WHAT TO WORK ON: Extract every line that includes the string "GAUTENG".

SOURCE MATERIAL:
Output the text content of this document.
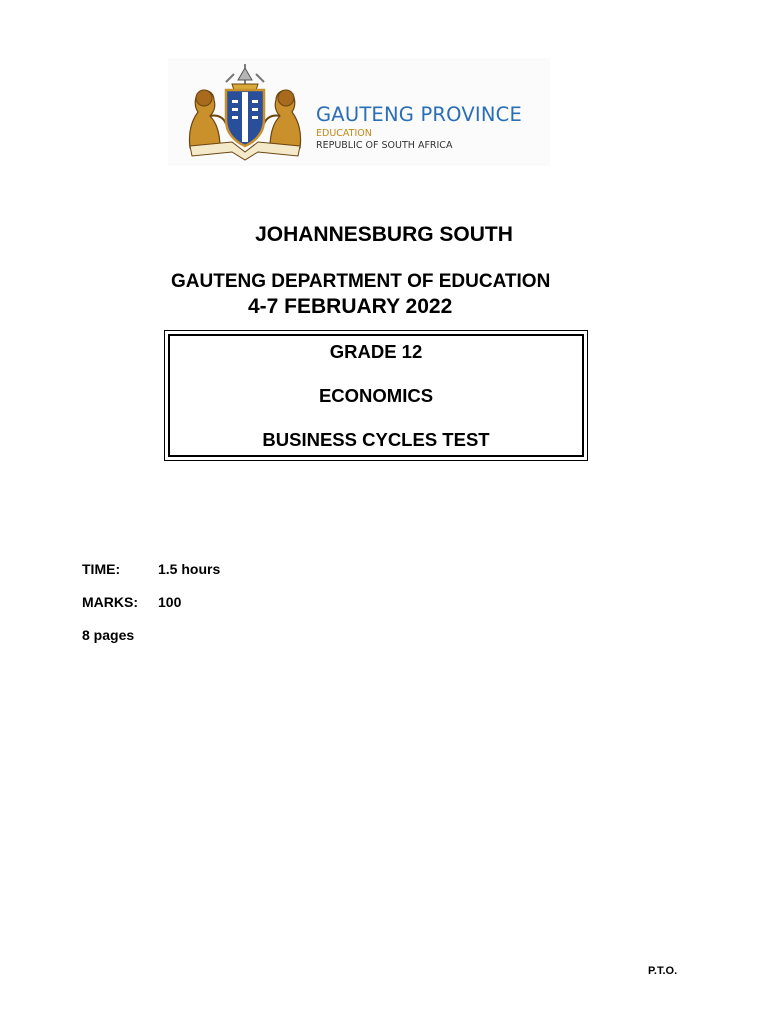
GAUTENG PROVINCE
EDUCATION
REPUBLIC OF SOUTH AFRICA
JOHANNESBURG SOUTH
GAUTENG DEPARTMENT OF EDUCATION
4-7 FEBRUARY 2022
GRADE 12
ECONOMICS
BUSINESS CYCLES TEST
TIME:	1.5 hours
MARKS: 100
8 pages
P.T.O.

FULL RESPONSE:
GAUTENG PROVINCE
GAUTENG DEPARTMENT OF EDUCATION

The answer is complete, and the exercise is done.